== EXERCISE INSTRUCTIONS ==
"from" appears in how many lines of the entries? State only the number.

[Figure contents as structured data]
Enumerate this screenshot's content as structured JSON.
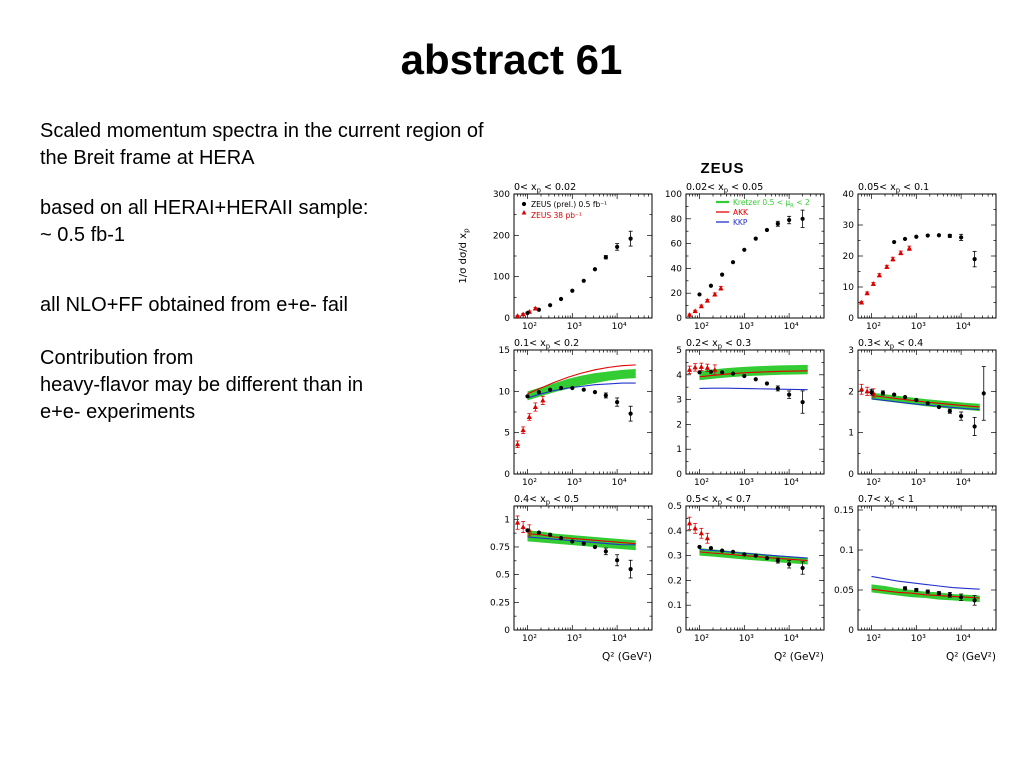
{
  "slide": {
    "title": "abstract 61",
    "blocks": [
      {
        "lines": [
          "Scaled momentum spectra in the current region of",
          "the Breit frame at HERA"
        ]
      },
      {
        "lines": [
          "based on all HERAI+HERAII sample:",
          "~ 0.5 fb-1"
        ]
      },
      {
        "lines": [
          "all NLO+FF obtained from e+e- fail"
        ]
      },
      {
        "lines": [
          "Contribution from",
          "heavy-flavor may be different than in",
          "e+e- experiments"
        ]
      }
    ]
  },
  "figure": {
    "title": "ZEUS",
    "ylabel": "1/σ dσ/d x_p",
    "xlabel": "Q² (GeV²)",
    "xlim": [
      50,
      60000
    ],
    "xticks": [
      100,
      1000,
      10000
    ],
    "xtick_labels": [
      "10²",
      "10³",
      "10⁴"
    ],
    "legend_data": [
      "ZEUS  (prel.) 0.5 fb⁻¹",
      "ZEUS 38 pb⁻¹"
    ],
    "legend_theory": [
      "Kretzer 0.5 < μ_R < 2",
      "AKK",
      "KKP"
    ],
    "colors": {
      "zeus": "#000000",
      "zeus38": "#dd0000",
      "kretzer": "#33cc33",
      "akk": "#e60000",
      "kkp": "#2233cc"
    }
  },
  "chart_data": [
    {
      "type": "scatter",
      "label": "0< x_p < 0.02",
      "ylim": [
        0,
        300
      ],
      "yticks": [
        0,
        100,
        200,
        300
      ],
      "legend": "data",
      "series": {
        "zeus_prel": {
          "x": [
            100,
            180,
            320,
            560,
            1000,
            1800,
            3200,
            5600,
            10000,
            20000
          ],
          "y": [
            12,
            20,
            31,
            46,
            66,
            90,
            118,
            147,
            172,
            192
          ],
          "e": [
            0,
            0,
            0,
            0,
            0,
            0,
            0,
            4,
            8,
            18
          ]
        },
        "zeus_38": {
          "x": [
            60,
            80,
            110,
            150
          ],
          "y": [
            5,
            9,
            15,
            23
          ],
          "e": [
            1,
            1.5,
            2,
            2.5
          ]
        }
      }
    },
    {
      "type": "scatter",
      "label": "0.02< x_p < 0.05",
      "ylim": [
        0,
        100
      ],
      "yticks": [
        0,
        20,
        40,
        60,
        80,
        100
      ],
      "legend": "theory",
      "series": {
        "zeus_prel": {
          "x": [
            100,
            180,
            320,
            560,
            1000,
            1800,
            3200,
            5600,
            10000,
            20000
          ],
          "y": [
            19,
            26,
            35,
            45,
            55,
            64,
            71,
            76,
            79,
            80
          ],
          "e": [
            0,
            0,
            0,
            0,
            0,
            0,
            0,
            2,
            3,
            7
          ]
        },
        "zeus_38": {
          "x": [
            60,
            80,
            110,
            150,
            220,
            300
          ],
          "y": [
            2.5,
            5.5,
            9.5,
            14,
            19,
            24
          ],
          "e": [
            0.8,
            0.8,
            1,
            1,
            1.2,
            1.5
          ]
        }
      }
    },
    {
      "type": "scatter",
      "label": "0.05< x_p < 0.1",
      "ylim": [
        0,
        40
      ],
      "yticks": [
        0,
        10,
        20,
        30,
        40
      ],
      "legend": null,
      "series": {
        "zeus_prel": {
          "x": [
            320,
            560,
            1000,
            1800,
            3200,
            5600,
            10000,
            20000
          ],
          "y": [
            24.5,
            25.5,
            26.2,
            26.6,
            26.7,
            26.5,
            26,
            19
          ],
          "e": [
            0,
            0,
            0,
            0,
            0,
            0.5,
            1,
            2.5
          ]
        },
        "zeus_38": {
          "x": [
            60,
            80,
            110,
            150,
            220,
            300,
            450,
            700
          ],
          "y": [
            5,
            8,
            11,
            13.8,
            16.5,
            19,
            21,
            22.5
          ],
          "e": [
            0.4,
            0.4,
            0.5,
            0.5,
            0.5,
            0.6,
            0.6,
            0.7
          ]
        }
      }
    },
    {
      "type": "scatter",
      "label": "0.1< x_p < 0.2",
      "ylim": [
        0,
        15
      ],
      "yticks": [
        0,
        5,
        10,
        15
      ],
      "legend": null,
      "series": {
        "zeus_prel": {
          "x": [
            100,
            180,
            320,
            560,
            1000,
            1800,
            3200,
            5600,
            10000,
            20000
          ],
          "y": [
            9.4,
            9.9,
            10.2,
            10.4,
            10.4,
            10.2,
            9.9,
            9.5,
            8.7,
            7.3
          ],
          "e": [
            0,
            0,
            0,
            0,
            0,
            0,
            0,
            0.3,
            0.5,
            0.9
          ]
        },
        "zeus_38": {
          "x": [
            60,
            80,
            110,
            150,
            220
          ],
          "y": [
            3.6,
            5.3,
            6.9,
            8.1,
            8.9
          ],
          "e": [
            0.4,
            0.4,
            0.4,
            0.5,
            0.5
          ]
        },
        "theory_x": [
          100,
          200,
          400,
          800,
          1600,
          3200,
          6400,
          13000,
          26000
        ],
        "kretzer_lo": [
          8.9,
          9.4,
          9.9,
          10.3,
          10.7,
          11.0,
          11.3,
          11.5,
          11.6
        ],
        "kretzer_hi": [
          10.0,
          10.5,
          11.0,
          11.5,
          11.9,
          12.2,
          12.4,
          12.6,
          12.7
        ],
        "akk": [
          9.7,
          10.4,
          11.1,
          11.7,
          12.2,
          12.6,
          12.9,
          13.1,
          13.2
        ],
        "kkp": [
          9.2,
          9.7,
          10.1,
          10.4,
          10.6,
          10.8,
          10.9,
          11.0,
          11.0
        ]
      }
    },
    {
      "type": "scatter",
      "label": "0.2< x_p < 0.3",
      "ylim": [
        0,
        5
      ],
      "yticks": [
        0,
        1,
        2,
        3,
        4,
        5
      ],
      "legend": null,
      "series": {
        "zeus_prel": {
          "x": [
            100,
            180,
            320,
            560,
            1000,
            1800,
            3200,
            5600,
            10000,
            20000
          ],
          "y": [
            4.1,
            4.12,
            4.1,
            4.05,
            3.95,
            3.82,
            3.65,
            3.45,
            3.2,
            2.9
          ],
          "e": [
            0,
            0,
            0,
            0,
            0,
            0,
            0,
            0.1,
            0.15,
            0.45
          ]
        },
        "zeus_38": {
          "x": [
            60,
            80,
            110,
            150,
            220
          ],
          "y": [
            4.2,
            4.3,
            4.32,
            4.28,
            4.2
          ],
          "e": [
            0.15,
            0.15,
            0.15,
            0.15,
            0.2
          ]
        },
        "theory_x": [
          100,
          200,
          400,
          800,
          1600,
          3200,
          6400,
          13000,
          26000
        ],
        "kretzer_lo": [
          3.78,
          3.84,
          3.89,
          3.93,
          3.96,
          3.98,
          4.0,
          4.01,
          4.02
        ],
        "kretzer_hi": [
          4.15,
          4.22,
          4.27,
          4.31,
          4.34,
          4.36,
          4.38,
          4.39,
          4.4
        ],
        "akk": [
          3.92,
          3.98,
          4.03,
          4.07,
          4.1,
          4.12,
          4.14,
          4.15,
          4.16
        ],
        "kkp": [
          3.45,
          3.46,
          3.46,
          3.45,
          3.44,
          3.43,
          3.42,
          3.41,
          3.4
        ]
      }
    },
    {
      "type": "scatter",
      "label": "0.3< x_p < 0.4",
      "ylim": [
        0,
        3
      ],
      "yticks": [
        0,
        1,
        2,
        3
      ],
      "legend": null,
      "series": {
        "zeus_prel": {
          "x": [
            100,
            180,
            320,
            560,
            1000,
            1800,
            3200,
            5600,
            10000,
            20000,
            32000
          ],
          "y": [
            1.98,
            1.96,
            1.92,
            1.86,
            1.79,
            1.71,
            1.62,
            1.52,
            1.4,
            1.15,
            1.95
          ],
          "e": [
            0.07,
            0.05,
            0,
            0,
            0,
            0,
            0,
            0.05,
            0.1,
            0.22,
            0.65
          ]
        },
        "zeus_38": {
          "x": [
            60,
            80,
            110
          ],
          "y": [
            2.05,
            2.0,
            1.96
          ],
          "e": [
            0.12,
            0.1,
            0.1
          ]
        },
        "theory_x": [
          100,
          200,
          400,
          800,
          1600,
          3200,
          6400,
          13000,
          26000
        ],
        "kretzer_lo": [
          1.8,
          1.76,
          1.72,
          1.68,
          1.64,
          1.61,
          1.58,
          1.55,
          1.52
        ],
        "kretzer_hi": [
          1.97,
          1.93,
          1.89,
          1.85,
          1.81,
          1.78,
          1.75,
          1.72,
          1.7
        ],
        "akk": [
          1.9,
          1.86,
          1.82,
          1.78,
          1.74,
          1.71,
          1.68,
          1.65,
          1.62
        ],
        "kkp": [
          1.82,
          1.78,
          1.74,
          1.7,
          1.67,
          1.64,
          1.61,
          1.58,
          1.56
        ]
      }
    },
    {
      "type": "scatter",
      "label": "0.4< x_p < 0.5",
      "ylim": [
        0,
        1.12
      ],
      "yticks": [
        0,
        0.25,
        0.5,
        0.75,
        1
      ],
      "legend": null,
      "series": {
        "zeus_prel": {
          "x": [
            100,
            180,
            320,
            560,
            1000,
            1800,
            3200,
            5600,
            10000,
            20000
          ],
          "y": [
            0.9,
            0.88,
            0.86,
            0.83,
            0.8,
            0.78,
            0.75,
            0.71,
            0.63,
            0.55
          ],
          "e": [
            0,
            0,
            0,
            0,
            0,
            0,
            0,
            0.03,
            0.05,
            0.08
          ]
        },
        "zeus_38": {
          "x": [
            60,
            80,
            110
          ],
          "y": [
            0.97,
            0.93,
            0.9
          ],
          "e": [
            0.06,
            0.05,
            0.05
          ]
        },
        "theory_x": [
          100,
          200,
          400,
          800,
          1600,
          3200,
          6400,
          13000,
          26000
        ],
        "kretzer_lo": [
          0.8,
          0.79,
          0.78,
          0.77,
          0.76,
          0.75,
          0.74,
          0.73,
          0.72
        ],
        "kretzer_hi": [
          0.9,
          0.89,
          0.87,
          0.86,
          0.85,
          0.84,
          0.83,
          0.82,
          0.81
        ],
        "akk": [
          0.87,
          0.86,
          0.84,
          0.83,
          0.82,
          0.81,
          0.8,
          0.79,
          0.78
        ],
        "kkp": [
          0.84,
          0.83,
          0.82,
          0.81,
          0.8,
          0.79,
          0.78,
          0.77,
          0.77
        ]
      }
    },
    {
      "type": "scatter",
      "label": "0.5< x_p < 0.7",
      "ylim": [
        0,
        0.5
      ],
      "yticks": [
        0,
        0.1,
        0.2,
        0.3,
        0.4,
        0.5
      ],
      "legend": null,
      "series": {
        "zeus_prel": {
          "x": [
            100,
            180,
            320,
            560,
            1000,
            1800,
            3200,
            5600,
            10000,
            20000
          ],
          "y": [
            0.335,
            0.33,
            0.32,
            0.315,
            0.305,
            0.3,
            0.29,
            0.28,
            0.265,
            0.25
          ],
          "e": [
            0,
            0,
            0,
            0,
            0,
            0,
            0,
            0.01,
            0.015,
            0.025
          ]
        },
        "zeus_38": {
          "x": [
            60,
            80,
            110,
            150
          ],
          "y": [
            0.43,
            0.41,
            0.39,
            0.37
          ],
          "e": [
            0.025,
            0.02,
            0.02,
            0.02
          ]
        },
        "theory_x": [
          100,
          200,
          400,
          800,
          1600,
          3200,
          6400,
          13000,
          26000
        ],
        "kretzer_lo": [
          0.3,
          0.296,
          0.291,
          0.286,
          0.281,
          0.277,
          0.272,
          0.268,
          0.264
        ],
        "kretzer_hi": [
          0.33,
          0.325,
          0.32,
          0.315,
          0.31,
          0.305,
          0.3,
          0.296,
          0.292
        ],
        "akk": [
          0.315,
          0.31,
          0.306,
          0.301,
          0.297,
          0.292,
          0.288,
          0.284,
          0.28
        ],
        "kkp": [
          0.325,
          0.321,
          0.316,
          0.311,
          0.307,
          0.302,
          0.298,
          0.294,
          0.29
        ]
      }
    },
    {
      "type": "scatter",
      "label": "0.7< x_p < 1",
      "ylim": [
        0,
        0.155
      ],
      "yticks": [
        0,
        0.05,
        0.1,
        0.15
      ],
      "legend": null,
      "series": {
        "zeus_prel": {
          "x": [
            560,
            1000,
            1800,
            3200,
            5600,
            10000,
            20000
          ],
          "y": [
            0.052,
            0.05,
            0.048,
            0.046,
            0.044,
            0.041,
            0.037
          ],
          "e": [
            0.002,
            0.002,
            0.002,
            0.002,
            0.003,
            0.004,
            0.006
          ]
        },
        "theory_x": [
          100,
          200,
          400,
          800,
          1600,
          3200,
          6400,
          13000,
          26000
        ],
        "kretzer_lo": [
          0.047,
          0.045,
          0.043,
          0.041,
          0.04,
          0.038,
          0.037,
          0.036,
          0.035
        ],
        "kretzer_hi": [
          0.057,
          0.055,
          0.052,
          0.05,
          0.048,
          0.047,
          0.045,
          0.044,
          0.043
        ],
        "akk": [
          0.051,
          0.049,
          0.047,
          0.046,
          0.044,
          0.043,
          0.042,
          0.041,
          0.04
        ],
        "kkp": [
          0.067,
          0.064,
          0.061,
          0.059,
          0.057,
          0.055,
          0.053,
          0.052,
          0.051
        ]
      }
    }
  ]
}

== OUTPUT FOR THIS EXERCISE ==
2